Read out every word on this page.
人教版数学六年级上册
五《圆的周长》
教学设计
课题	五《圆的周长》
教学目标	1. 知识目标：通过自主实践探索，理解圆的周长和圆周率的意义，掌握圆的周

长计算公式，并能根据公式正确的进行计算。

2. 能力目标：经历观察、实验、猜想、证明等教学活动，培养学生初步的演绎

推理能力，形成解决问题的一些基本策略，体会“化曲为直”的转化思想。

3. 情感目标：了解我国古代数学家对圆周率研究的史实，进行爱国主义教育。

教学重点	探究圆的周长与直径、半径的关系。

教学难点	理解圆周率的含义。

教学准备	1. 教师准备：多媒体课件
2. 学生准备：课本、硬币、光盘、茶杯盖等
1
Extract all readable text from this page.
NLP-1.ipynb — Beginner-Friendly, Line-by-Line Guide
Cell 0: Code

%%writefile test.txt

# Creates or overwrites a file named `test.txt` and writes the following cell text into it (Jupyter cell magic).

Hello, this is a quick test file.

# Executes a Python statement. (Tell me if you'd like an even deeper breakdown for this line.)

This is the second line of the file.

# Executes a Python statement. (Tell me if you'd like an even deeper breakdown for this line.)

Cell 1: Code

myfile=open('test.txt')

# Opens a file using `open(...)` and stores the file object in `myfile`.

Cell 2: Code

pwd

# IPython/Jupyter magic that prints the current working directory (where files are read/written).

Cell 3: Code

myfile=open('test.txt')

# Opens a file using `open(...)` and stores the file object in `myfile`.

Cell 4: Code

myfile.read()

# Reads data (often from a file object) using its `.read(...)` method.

************

▶ **What is expected**
Exact output of every entry is required.

▶ **Expected answer**
Read out every word on this page.
人教版数学六年级上册
五《圆的周长》
教学设计
课题	五《圆的周长》
教学目标	1. 知识目标：通过自主实践探索，理解圆的周长和圆周率的意义，掌握圆的周

长计算公式，并能根据公式正确的进行计算。

2. 能力目标：经历观察、实验、猜想、证明等教学活动，培养学生初步的演绎

推理能力，形成解决问题的一些基本策略，体会“化曲为直”的转化思想。

3. 情感目标：了解我国古代数学家对圆周率研究的史实，进行爱国主义教育。

教学重点	探究圆的周长与直径、半径的关系。

教学难点	理解圆周率的含义。

教学准备	1. 教师准备：多媒体课件
2. 学生准备：课本、硬币、光盘、茶杯盖等
1
Extract all readable text from this page.
NLP-1.ipynb — Beginner-Friendly, Line-by-Line Guide
Cell 0: Code

%%writefile test.txt

# Creates or overwrites a file named `test.txt` and writes the following cell text into it (Jupyter cell magic).

Hello, this is a quick test file.

# Executes a Python statement. (Tell me if you'd like an even deeper breakdown for this line.)

This is the second line of the file.

# Executes a Python statement. (Tell me if you'd like an even deeper breakdown for this line.)

Cell 1: Code

myfile=open('test.txt')

# Opens a file using `open(...)` and stores the file object in `myfile`.

Cell 2: Code

pwd

# IPython/Jupyter magic that prints the current working directory (where files are read/written).

Cell 3: Code

myfile=open('test.txt')

# Opens a file using `open(...)` and stores the file object in `myfile`.

Cell 4: Code

myfile.read()

# Reads data (often from a file object) using its `.read(...)` method.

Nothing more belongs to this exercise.